* **SHORT TASK**: Go through the records and copy each line where the word "within" occurs.

(Saved entries)
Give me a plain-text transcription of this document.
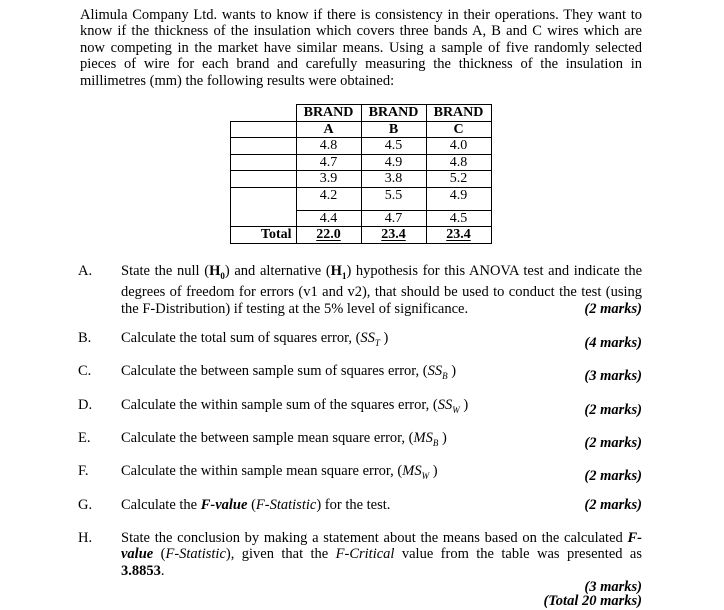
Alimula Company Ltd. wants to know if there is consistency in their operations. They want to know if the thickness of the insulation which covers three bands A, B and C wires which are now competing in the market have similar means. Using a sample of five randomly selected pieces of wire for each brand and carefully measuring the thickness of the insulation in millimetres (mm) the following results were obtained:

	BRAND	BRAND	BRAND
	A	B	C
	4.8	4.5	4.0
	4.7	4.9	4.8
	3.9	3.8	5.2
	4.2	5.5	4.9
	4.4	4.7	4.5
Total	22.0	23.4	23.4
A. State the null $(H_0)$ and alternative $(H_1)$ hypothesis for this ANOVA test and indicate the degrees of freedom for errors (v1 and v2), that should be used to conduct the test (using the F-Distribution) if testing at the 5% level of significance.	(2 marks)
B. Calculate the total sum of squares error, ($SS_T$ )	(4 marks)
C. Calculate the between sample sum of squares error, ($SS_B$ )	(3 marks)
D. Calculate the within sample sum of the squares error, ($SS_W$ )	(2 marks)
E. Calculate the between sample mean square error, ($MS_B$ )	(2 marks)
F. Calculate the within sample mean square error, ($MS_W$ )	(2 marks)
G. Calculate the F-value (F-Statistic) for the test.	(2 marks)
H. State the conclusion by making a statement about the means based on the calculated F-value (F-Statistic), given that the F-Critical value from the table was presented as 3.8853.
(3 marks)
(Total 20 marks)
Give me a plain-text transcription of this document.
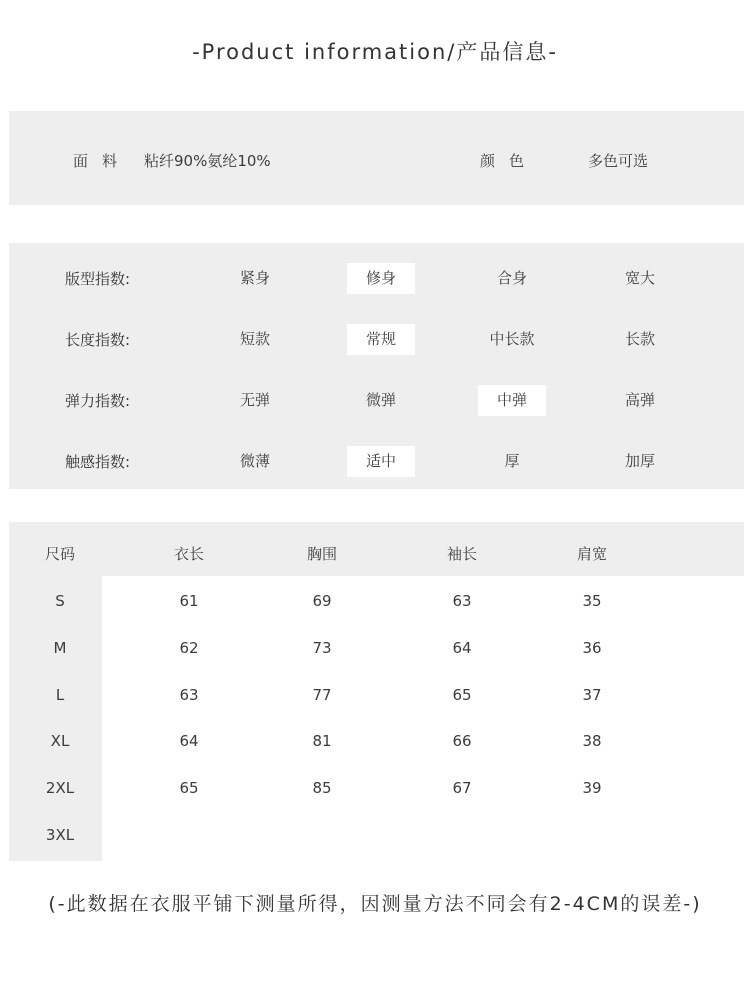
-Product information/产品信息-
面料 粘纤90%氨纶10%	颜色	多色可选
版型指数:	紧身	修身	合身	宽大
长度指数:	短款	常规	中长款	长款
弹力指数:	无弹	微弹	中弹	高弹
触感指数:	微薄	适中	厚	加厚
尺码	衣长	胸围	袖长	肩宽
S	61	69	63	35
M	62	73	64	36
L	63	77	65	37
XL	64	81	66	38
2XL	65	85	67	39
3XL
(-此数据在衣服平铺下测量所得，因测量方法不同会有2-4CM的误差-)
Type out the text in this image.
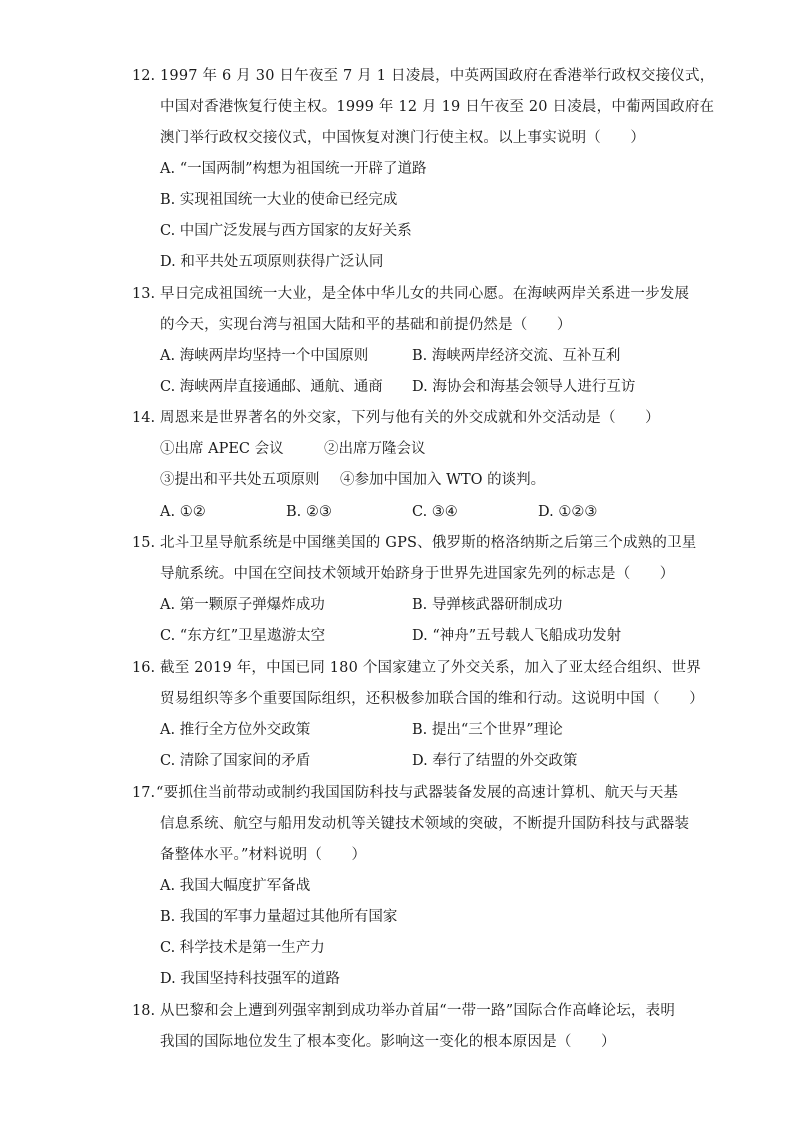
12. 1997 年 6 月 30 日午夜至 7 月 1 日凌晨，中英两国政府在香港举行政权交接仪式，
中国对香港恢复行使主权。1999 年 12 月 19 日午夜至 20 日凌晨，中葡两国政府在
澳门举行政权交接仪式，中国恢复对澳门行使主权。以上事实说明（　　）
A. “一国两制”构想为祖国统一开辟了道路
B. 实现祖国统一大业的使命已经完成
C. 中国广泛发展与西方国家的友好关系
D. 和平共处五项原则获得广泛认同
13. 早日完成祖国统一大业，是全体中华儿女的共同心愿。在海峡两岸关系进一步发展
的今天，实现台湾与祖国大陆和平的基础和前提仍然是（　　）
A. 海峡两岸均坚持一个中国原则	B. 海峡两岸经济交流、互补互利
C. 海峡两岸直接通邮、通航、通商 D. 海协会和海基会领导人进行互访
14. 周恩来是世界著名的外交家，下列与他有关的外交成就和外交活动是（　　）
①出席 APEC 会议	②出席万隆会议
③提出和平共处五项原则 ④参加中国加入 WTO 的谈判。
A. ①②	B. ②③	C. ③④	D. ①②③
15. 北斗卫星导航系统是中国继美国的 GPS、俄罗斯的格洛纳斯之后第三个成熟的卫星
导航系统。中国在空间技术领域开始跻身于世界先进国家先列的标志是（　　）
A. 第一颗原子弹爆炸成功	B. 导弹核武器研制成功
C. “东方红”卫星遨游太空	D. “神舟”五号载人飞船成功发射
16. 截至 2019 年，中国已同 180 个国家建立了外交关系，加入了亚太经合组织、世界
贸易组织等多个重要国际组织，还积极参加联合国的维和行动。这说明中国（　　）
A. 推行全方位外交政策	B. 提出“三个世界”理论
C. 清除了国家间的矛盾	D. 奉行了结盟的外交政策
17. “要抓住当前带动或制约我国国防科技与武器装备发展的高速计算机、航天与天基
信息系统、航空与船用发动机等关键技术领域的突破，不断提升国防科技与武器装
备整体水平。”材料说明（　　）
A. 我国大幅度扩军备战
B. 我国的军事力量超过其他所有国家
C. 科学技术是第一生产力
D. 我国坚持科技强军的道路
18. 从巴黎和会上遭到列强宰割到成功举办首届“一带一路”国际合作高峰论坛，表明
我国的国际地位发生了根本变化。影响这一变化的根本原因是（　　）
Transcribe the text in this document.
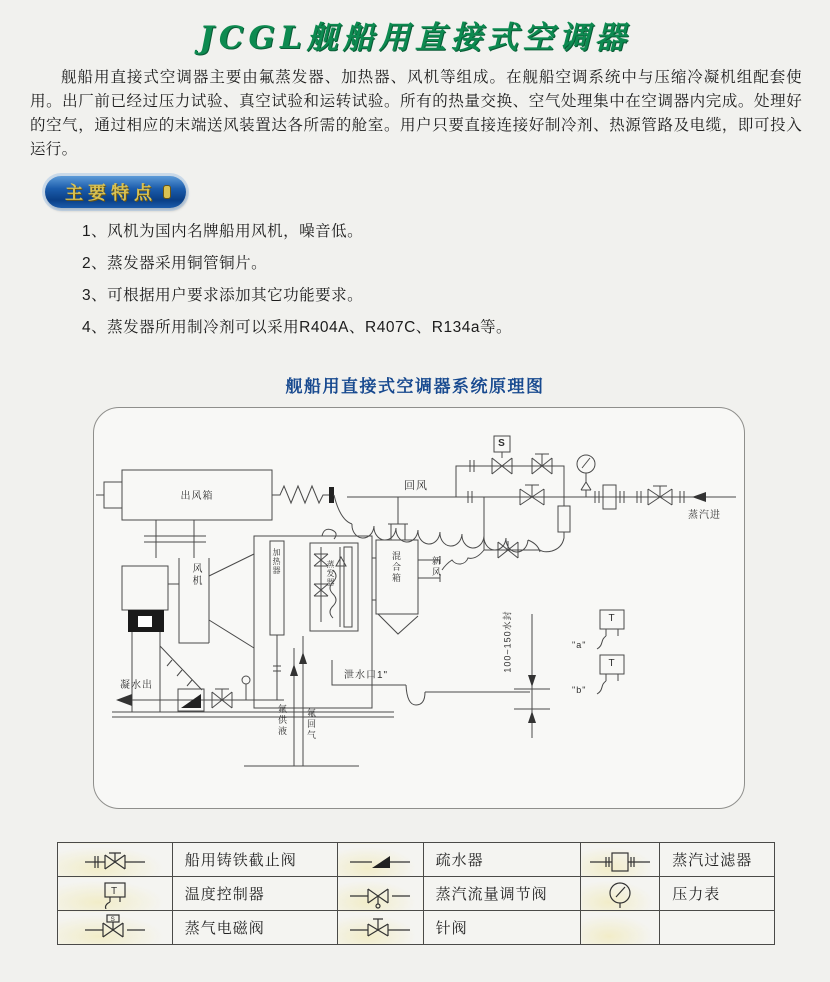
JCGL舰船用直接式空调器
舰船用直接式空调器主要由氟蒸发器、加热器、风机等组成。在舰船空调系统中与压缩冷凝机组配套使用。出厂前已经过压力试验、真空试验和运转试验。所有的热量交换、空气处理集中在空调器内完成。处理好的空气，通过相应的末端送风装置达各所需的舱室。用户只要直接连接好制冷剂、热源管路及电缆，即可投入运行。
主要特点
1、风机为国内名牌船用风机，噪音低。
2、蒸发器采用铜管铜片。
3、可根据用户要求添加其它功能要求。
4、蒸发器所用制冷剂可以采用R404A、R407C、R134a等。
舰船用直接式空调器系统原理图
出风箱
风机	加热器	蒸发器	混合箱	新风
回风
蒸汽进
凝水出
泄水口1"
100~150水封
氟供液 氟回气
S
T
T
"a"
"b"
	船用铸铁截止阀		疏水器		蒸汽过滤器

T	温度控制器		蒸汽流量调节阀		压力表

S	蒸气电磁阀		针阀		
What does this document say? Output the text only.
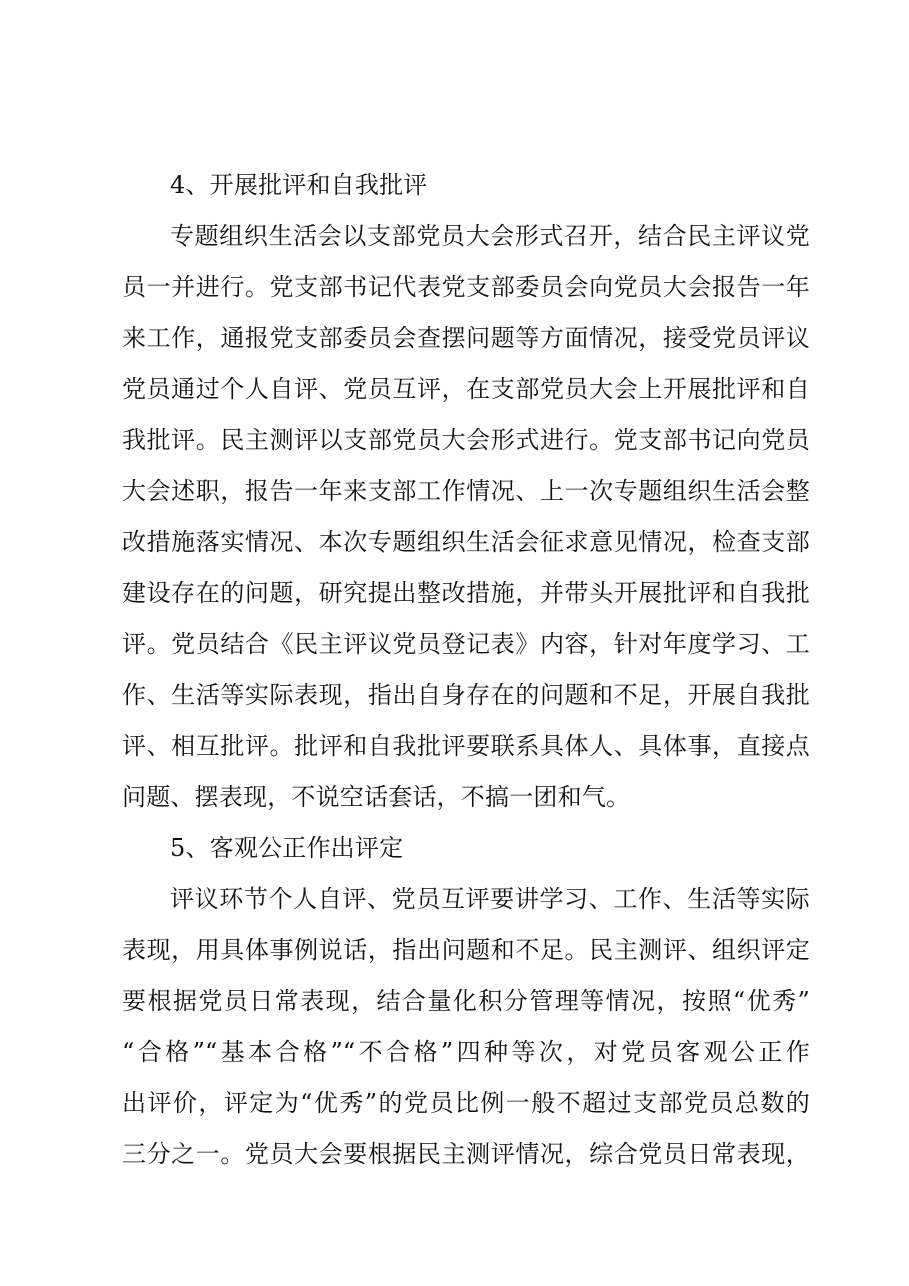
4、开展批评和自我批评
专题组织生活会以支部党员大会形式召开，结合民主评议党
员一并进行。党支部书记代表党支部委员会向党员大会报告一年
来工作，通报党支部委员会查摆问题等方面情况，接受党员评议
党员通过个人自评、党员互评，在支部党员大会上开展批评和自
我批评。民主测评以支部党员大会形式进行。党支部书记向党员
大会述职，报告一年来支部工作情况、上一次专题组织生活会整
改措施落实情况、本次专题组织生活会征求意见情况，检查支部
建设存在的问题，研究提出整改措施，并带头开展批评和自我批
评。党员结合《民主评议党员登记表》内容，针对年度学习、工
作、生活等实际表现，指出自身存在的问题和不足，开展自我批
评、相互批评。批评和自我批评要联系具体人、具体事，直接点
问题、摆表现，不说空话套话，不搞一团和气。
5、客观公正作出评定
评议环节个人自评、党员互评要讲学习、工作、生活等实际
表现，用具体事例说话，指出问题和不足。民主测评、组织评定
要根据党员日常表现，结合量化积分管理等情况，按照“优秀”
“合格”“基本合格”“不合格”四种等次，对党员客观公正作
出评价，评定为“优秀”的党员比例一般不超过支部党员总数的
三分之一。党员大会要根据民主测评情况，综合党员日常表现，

* **RESPONSE TO THE EXERCISE**:
D. Calculate the within sample sum of the squares error, ($SS_W$ )	(2 marks)
F. Calculate the within sample mean square error, ($MS_W$ )	(2 marks)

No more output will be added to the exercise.